>> Start Given information

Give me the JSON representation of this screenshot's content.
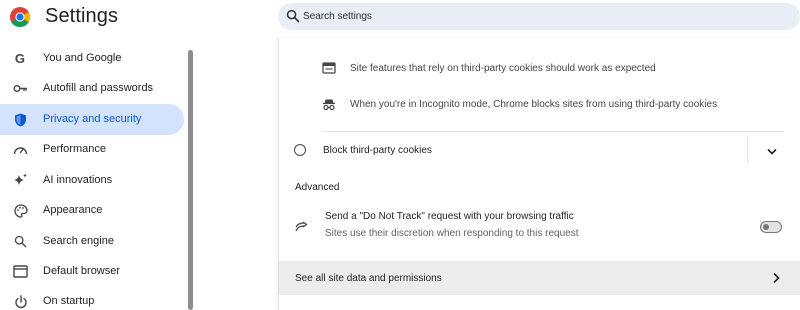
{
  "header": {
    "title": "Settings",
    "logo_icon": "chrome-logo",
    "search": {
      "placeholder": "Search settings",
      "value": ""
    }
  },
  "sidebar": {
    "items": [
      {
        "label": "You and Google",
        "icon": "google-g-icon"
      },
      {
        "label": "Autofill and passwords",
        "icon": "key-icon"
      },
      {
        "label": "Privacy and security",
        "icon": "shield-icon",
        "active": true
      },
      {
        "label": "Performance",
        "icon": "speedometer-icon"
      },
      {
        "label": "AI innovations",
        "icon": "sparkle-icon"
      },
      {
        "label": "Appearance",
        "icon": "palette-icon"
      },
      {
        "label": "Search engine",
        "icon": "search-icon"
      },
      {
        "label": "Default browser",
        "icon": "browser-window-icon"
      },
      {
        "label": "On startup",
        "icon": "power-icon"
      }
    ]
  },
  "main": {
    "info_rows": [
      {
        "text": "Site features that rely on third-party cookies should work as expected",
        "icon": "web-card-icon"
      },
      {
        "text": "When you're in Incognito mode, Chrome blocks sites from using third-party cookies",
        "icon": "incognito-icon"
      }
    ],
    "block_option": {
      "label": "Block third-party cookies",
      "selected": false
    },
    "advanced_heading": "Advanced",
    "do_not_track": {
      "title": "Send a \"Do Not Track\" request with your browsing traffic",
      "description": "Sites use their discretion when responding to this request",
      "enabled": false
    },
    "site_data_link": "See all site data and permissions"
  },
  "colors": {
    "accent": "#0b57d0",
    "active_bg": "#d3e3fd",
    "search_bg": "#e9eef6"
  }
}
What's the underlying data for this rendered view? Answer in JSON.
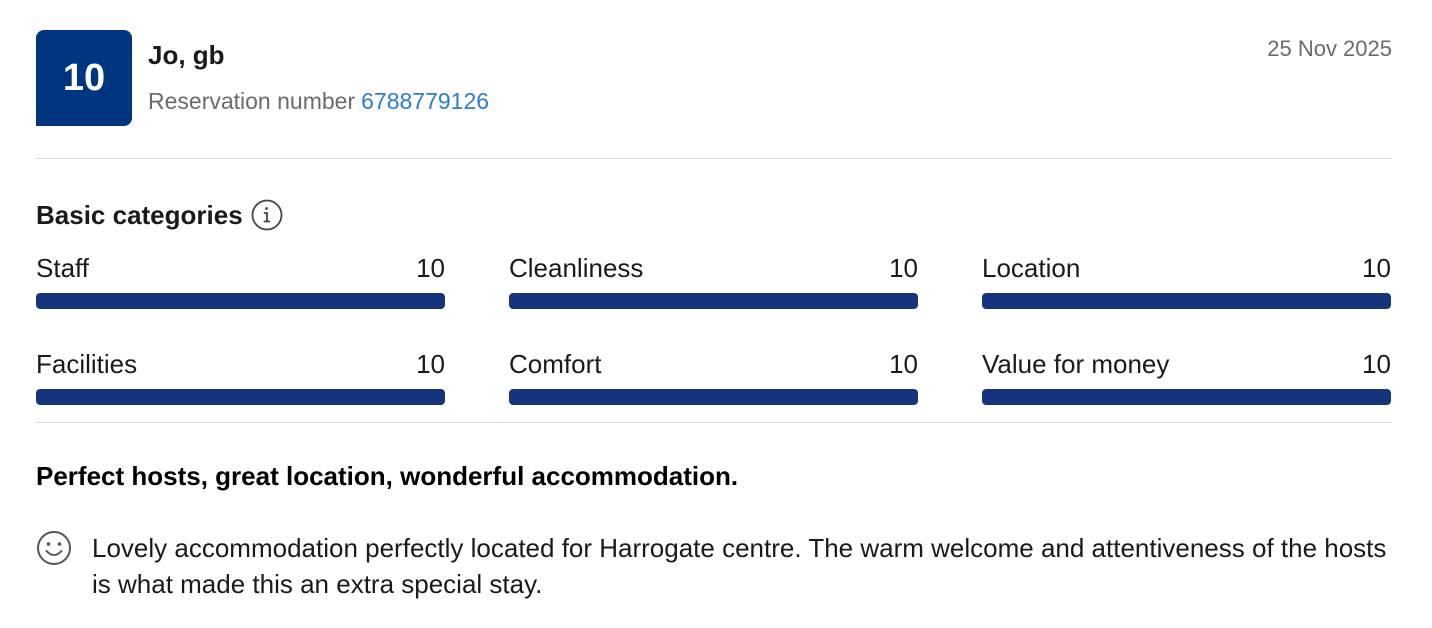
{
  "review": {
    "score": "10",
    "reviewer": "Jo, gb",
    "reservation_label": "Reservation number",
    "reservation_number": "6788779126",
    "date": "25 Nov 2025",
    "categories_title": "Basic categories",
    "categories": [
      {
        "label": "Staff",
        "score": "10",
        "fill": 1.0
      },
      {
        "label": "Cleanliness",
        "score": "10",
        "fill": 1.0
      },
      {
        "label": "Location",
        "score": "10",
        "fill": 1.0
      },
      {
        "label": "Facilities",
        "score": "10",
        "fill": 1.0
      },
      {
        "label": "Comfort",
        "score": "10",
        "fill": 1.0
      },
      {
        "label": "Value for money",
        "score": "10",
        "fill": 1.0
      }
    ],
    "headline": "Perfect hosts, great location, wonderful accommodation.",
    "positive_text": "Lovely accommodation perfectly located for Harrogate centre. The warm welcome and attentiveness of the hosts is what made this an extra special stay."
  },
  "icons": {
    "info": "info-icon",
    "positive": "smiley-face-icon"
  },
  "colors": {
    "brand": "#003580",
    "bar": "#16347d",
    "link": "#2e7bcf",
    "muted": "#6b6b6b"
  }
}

>> End Given information

[What the task asks] Look through the entries above and count each line holding "hosts"; report the count alone.

[Solution] 2